▸ GIVEN TASK: Give a verbatim copy of the lines below, minus the pictures.

■ ■ ■ ■ ■ ■ ■

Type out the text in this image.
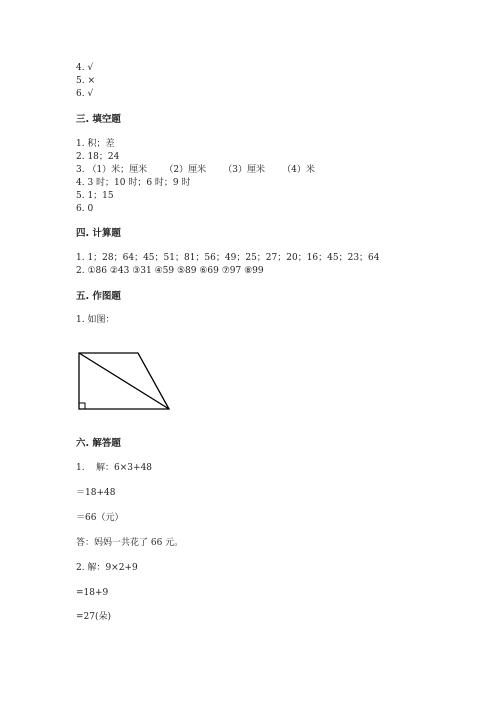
4. √
5. ×
6. √
三. 填空题
1. 积；差
2. 18；24
3. （1）米；厘米      （2）厘米      （3）厘米      （4）米
4. 3 时；10 时；6 时；9 时
5. 1；15
6. 0
四. 计算题
1. 1；28；64；45；51；81；56；49；25；27；20；16；45；23；64
2. ①86 ②43 ③31 ④59 ⑤89 ⑥69 ⑦97 ⑧99
五. 作图题
1. 如图：
六. 解答题
1.    解：6×3+48
＝18+48
＝66（元）
答：妈妈一共花了 66 元。
2. 解：9×2+9
=18+9
=27(朵)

■ ■ ■ ■ ■ ■ ■

▸ EXERCISE RESULT:
Type out the text in this image.
4. √
5. ×
6. √
三. 填空题
1. 积；差
2. 18；24
3. （1）米；厘米      （2）厘米      （3）厘米      （4）米
4. 3 时；10 时；6 时；9 时
5. 1；15
6. 0
四. 计算题
1. 1；28；64；45；51；81；56；49；25；27；20；16；45；23；64
2. ①86 ②43 ③31 ④59 ⑤89 ⑥69 ⑦97 ⑧99
五. 作图题
1. 如图：
六. 解答题
1.    解：6×3+48
＝18+48
＝66（元）
答：妈妈一共花了 66 元。
2. 解：9×2+9
=18+9
=27(朵)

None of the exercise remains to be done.